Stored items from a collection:
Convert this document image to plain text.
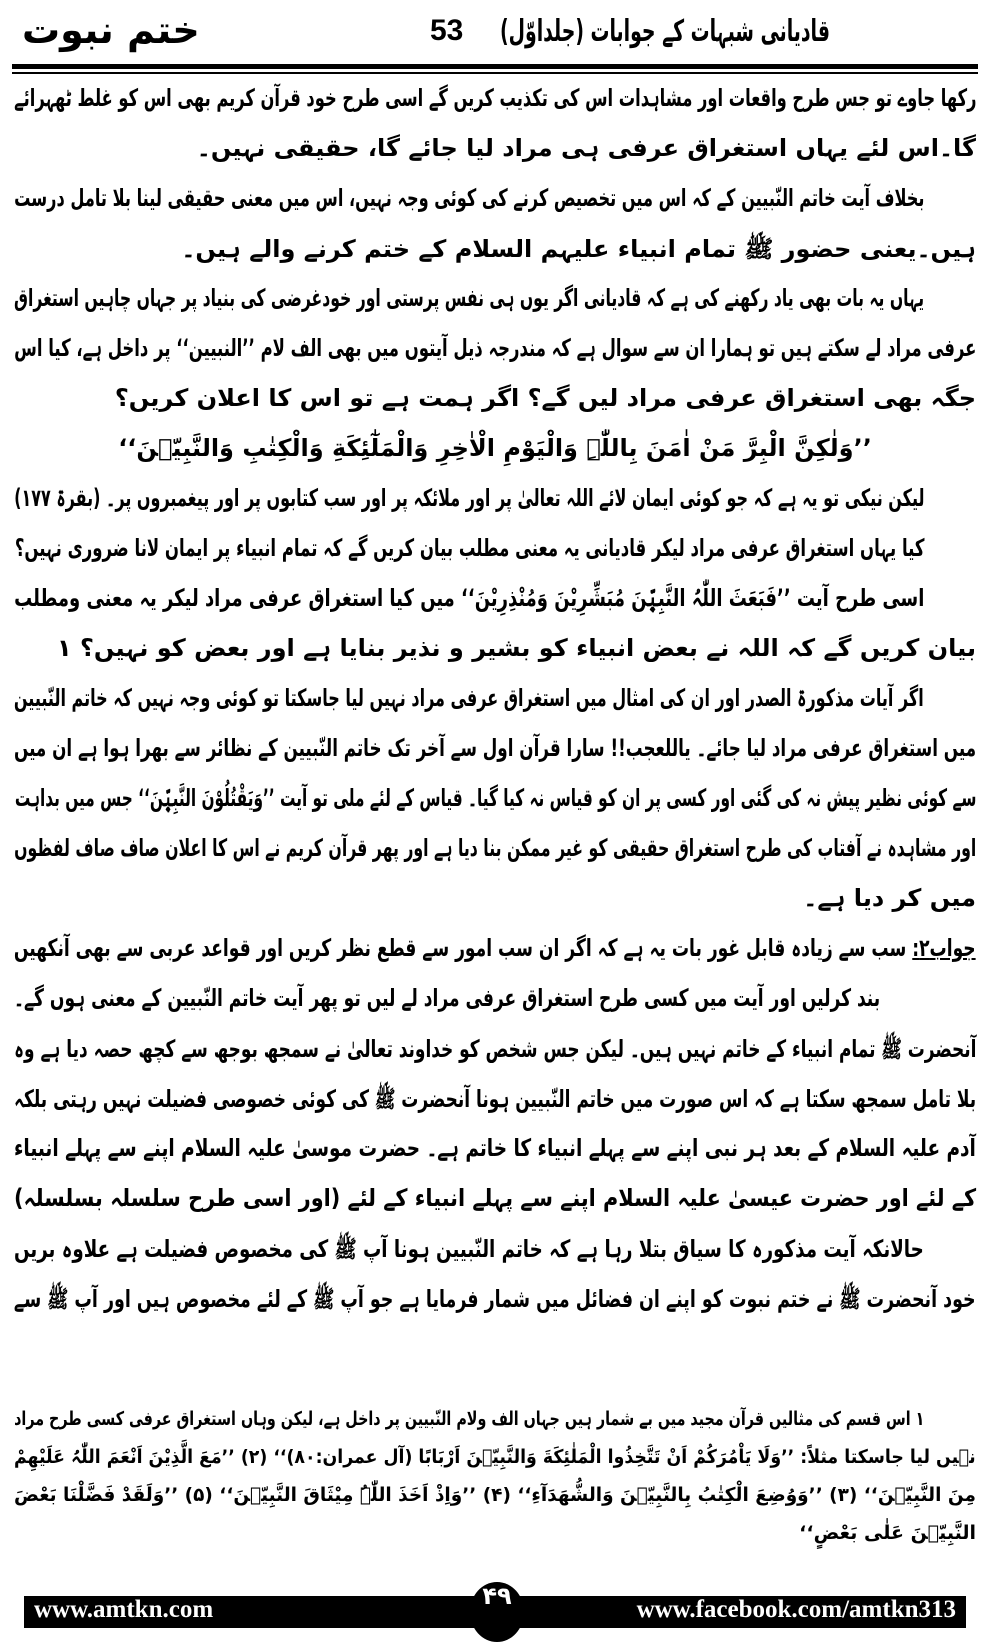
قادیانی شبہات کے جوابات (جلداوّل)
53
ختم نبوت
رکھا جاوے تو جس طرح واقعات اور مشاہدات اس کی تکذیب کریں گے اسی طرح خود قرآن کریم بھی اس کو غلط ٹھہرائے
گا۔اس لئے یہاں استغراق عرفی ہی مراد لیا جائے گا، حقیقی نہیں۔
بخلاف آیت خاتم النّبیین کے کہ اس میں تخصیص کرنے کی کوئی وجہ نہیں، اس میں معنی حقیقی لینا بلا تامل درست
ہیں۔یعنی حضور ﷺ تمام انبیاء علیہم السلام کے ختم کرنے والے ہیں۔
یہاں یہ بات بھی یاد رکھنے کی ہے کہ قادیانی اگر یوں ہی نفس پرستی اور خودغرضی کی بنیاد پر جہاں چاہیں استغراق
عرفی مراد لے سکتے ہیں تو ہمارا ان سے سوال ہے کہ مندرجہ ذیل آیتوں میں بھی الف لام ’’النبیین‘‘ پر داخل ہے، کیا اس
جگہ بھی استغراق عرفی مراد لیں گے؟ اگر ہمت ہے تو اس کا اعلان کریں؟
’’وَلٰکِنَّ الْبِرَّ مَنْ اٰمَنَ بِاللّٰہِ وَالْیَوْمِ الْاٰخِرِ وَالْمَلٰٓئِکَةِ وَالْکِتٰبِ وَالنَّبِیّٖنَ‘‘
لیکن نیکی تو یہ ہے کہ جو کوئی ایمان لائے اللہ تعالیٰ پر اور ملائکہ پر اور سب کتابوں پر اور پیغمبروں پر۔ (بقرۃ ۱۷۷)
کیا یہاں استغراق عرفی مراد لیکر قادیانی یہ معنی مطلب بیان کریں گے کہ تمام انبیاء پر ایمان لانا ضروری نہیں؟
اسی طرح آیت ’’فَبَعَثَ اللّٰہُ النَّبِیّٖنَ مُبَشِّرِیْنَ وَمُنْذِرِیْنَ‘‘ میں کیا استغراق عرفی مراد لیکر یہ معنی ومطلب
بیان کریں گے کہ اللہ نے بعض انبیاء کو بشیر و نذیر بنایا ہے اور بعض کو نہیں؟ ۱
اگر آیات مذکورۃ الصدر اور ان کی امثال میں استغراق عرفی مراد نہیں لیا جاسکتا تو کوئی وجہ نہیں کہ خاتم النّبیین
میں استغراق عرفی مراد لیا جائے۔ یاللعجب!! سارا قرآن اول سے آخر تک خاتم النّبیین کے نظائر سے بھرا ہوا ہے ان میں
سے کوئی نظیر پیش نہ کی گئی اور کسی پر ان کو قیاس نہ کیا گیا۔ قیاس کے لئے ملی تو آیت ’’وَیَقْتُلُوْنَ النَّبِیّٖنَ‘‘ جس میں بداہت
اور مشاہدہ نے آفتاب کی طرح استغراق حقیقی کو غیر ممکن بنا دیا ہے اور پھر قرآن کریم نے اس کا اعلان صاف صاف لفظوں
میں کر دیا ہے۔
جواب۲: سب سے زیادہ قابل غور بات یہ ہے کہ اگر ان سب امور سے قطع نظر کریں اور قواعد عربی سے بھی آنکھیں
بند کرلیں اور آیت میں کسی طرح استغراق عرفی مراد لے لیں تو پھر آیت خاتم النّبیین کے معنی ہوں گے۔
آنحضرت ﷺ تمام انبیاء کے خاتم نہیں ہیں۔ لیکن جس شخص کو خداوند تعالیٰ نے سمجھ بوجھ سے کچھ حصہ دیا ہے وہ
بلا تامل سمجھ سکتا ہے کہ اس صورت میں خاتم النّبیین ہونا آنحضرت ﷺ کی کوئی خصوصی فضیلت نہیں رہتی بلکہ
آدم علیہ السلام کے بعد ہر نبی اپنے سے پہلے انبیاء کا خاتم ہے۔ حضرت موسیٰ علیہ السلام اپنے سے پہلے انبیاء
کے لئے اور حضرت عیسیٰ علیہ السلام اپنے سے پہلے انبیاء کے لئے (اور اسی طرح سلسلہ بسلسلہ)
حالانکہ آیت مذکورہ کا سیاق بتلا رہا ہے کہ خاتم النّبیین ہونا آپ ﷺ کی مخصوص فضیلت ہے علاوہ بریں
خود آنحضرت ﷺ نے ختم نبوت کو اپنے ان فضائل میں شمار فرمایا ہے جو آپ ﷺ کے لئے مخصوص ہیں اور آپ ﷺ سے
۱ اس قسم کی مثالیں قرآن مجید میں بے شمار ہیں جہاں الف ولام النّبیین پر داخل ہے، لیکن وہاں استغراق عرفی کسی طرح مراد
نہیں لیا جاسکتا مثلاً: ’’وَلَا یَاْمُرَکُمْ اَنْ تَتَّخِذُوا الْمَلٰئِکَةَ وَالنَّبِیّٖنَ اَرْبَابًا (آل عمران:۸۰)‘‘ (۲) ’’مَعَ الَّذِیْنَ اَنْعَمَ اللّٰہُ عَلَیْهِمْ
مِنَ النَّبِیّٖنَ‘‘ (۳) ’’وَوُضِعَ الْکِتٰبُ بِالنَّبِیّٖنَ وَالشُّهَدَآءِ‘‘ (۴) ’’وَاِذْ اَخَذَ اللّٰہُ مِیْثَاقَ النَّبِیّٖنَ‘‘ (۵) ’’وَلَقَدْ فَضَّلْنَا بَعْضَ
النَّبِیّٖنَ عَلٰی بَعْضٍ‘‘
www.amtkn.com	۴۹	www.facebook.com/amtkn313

==

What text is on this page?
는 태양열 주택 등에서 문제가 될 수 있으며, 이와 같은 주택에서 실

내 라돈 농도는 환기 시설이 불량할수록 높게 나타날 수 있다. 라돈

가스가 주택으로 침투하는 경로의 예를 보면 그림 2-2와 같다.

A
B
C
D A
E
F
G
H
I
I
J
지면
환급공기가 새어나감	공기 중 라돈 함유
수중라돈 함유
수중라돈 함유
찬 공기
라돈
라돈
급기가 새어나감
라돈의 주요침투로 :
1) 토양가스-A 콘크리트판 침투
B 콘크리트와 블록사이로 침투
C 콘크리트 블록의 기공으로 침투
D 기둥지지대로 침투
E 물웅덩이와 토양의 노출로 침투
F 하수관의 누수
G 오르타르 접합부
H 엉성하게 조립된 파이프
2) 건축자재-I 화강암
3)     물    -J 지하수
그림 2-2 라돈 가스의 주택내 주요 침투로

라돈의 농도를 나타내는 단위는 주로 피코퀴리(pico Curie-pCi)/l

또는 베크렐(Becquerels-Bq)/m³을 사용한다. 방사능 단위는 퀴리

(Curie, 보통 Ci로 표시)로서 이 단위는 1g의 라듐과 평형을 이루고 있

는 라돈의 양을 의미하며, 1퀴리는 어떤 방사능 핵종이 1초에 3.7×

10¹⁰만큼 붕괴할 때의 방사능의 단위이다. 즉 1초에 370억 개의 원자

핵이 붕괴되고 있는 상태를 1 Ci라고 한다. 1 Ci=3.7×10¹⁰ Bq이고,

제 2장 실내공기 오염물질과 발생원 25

Task goal >>
Which lines include "اپنے"? Copy each of them out.

Reply to the task >>
آدم علیہ السلام کے بعد ہر نبی اپنے سے پہلے انبیاء کا خاتم ہے۔ حضرت موسیٰ علیہ السلام اپنے سے پہلے انبیاء
کے لئے اور حضرت عیسیٰ علیہ السلام اپنے سے پہلے انبیاء کے لئے (اور اسی طرح سلسلہ بسلسلہ)
خود آنحضرت ﷺ نے ختم نبوت کو اپنے ان فضائل میں شمار فرمایا ہے جو آپ ﷺ کے لئے مخصوص ہیں اور آپ ﷺ سے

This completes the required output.